═══ DONNÉES FOURNIES

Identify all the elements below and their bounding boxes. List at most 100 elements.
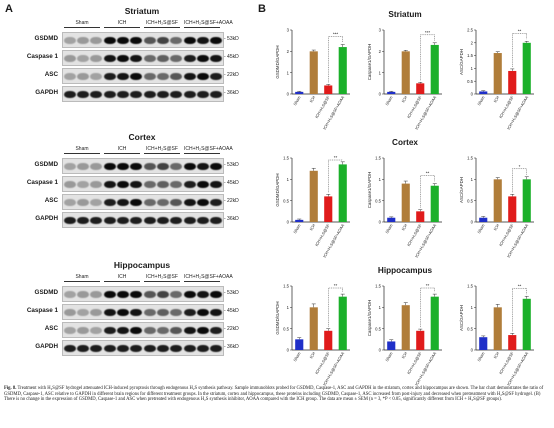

══════
═══ DONNÉES FOURNIES

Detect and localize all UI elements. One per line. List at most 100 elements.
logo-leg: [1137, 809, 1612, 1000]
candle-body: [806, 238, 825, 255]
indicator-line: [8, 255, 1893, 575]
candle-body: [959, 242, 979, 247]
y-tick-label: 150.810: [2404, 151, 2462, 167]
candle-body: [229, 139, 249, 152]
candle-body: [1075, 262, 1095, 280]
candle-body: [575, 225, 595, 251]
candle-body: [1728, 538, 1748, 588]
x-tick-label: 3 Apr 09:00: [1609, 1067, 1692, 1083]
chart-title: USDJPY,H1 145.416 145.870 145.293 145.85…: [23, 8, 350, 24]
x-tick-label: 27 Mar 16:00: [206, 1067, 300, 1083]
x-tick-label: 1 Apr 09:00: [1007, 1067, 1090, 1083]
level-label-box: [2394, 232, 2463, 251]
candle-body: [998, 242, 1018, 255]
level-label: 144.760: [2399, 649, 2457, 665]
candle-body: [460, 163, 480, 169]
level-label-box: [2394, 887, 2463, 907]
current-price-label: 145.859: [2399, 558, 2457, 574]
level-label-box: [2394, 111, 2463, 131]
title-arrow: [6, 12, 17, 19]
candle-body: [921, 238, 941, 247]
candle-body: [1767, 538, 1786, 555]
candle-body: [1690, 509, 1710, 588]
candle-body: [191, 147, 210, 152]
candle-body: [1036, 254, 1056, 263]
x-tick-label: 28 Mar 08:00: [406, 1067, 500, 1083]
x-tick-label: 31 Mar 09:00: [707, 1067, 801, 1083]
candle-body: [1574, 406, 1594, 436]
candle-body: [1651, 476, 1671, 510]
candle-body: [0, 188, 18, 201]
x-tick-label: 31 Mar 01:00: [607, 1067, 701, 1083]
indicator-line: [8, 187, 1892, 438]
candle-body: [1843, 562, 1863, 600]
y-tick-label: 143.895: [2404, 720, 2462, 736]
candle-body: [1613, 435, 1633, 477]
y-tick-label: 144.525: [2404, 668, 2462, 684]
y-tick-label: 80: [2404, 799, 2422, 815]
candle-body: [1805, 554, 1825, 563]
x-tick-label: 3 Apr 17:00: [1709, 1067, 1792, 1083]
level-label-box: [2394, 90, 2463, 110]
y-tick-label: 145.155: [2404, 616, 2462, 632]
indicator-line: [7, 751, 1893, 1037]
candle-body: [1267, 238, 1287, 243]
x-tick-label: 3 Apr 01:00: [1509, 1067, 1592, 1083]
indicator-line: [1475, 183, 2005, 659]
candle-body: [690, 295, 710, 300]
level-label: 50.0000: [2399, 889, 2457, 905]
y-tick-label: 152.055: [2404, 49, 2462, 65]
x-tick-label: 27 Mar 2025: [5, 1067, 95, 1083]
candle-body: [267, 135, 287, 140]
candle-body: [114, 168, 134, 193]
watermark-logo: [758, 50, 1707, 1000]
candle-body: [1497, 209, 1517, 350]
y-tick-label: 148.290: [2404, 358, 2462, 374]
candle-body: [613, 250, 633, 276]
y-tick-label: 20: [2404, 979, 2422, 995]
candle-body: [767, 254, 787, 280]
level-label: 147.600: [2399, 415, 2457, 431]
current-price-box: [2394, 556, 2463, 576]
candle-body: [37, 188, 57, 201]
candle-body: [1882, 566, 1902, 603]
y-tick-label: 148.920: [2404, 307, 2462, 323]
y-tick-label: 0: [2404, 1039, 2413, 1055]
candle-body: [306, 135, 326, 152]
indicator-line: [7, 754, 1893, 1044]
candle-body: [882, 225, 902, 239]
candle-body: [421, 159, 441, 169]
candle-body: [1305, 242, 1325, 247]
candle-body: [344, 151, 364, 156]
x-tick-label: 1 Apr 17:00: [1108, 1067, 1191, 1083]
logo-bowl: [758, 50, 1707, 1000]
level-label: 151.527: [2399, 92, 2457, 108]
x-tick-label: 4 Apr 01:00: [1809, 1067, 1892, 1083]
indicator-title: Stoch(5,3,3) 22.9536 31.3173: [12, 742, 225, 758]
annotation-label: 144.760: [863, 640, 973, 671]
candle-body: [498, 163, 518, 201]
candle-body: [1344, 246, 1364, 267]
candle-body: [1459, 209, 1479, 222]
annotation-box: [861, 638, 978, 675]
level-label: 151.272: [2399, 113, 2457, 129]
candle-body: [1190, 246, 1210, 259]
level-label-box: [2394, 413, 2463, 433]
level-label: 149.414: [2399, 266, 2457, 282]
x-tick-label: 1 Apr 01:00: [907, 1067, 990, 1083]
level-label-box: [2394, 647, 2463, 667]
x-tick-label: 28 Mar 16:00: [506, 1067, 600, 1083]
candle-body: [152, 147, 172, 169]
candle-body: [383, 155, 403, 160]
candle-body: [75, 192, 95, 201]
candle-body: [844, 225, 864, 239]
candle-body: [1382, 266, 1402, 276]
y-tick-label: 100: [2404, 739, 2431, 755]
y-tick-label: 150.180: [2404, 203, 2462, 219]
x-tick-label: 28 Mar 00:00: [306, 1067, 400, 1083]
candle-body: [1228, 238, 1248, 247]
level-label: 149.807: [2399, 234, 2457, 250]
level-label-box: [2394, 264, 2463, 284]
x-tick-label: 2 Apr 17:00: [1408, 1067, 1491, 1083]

══════

### [EXERCICE PROPOSÉ]
Recopie toutes les lignes allant de celle qui contient « Detect and localize » jusqu'à celle qui contient « y-tick-label: 150.810: [2404, 151, 2462, 167] », ces deux lignes comprises. Dans les réponses, mets à l'échelle par 2,25 chaque nombre (coordonnées des cadres et valeurs des étiquettes) en gardant autant de décimales qu'au départ, les moitiés étant arrondies vers le haut.

### [RÉPONSE ATTENDUE]
Detect and localize all UI elements. One per line. List at most 100 elements.
logo-leg: [2558, 1820, 3627, 2250]
candle-body: [1814, 536, 1856, 574]
indicator-line: [18, 574, 4259, 1294]
candle-body: [2158, 545, 2203, 556]
y-tick-label: 339.323: [5409, 340, 5540, 376]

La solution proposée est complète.